Problem to solve: Each line that contains the string "this" counts once; report how many such lines appear in the data, as a number only.

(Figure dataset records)
+ + + +

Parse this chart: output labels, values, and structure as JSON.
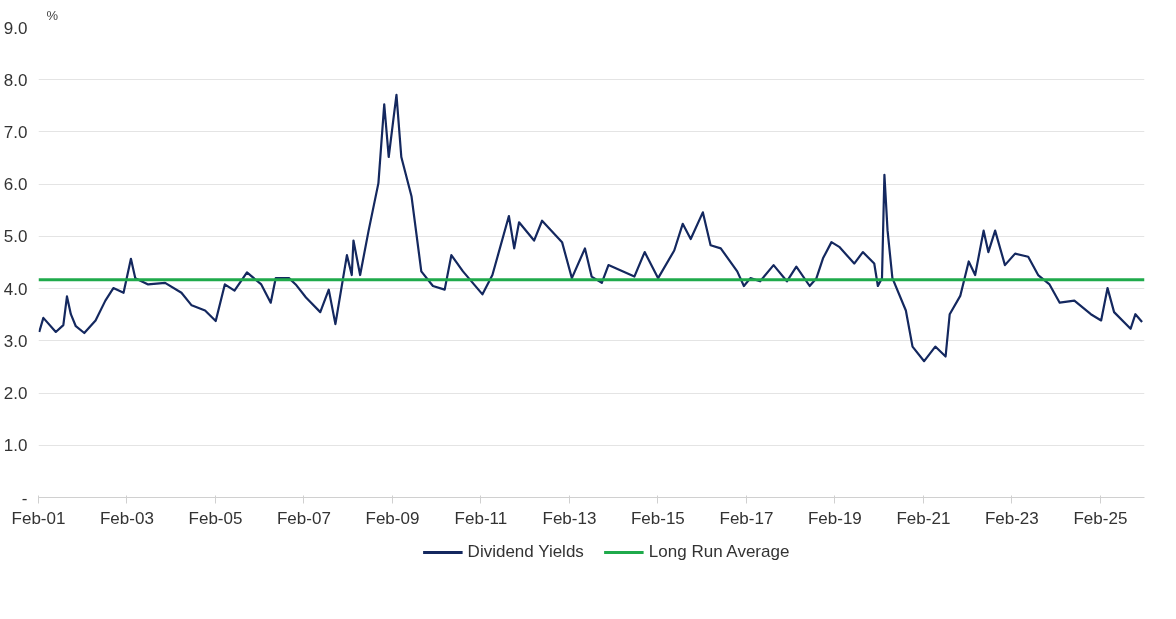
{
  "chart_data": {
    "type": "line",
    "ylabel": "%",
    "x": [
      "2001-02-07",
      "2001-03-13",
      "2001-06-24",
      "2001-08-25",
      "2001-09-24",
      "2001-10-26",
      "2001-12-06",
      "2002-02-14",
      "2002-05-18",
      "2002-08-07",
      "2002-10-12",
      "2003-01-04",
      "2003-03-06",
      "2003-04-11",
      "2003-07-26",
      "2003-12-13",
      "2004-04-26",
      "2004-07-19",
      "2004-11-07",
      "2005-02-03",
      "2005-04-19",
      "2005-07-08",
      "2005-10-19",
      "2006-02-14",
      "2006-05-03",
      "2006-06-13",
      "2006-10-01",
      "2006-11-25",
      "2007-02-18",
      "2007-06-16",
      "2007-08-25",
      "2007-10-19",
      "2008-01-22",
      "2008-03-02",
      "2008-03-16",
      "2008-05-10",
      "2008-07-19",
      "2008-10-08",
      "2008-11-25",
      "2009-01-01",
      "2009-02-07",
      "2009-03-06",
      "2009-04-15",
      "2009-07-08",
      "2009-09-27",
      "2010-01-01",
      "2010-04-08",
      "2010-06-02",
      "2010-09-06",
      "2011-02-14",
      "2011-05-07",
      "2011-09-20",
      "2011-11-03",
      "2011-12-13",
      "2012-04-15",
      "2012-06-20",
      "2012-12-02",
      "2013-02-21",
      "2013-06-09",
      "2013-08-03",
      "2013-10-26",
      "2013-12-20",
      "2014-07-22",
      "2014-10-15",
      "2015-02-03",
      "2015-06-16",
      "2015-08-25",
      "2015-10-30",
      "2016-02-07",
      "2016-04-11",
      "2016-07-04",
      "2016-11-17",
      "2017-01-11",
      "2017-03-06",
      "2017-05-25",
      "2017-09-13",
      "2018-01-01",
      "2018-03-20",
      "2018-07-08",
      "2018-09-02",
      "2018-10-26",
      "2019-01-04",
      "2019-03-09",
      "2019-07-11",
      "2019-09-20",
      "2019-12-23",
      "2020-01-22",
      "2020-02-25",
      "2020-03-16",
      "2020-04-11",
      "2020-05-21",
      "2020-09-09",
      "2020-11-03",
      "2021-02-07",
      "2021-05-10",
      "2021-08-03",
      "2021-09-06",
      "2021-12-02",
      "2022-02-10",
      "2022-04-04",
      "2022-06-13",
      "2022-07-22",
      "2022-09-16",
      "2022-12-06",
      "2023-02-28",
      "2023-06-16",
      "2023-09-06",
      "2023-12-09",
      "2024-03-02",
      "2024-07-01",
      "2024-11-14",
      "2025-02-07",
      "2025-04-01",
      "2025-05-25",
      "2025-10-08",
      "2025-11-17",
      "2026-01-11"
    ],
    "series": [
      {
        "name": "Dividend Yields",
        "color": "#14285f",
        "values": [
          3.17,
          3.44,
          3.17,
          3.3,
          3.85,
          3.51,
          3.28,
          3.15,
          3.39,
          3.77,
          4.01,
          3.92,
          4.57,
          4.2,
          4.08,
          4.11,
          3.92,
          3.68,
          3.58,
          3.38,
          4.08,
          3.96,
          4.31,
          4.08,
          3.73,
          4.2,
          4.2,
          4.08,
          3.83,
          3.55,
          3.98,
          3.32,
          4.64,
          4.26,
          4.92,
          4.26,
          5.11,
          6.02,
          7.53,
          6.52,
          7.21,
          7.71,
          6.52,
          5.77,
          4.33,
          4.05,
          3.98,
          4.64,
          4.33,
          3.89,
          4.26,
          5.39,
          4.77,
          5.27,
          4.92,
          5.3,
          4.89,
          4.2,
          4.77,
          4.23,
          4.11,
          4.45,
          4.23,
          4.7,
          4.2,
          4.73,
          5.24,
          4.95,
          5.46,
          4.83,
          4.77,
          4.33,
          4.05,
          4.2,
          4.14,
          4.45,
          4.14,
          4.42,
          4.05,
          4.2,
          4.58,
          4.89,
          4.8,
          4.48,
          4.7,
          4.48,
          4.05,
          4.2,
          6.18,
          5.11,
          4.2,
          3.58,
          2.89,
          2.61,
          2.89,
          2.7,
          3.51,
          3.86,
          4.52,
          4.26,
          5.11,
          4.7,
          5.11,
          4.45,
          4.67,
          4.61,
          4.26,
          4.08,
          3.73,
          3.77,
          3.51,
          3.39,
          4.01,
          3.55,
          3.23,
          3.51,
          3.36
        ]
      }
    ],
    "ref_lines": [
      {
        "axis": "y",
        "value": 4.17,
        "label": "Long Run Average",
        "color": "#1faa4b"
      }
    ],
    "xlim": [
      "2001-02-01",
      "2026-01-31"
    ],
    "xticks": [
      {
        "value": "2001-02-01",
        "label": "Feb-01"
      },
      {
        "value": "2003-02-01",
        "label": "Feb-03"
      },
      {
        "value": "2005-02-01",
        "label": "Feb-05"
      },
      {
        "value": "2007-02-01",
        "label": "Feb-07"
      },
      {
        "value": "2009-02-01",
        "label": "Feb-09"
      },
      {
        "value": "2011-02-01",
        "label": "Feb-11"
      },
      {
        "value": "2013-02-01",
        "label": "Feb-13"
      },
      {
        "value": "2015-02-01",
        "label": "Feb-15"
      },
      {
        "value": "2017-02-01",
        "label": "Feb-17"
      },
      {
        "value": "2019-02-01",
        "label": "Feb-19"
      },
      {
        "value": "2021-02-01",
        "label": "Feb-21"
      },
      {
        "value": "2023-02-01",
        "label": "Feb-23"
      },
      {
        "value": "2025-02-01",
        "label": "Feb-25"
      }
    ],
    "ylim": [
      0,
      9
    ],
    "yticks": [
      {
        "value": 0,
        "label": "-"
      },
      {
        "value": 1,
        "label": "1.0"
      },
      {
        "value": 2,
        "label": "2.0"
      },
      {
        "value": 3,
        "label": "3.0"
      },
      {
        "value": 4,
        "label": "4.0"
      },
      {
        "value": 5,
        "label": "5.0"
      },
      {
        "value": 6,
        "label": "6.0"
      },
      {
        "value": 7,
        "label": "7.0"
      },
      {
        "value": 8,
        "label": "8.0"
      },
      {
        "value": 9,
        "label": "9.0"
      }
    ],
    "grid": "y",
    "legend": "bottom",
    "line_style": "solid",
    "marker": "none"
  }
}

+ + + +

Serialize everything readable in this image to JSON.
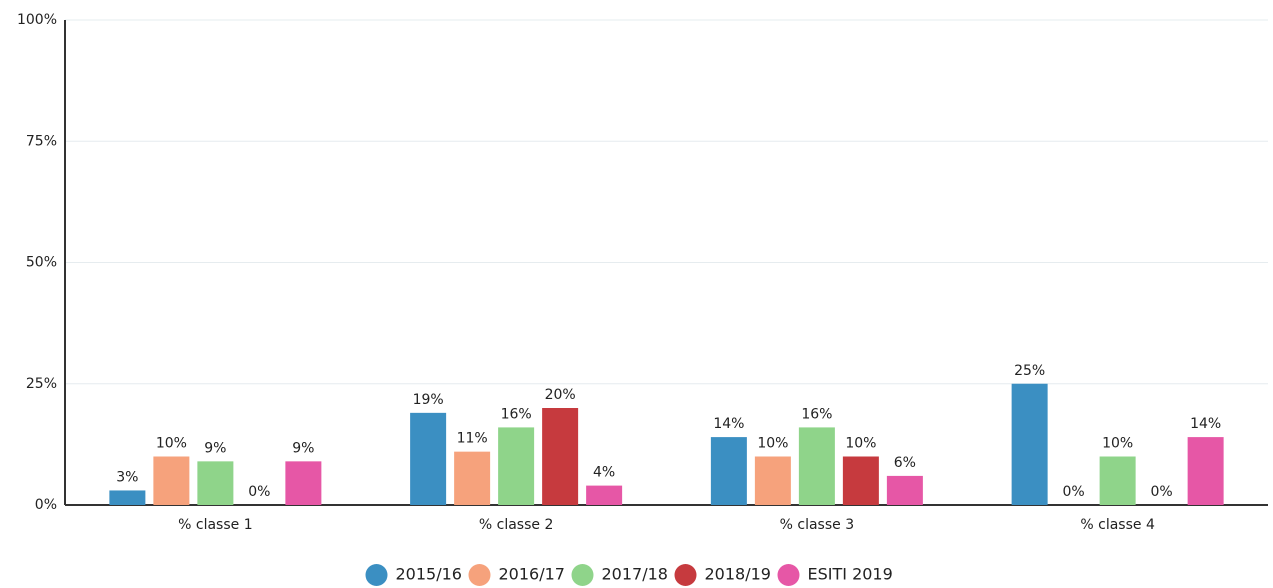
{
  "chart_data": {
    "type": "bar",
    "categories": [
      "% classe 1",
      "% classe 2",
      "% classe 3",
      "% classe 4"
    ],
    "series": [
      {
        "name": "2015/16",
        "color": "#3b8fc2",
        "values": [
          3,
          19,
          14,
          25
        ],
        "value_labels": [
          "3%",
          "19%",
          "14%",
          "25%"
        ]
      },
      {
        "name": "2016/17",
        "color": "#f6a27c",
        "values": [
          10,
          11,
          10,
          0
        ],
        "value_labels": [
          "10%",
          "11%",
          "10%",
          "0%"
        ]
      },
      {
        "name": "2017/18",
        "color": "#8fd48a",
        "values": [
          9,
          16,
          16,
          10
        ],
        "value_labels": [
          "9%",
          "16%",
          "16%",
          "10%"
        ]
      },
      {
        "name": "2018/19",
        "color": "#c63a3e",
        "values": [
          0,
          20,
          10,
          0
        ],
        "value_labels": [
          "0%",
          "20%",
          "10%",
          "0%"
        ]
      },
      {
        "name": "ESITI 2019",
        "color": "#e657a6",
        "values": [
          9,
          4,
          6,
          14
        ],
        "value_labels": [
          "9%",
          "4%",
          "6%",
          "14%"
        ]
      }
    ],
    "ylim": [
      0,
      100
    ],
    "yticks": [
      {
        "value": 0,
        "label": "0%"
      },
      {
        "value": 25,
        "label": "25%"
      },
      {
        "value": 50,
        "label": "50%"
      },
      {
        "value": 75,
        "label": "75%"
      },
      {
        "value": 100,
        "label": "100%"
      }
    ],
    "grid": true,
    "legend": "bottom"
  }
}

+ + + +

Result below: 2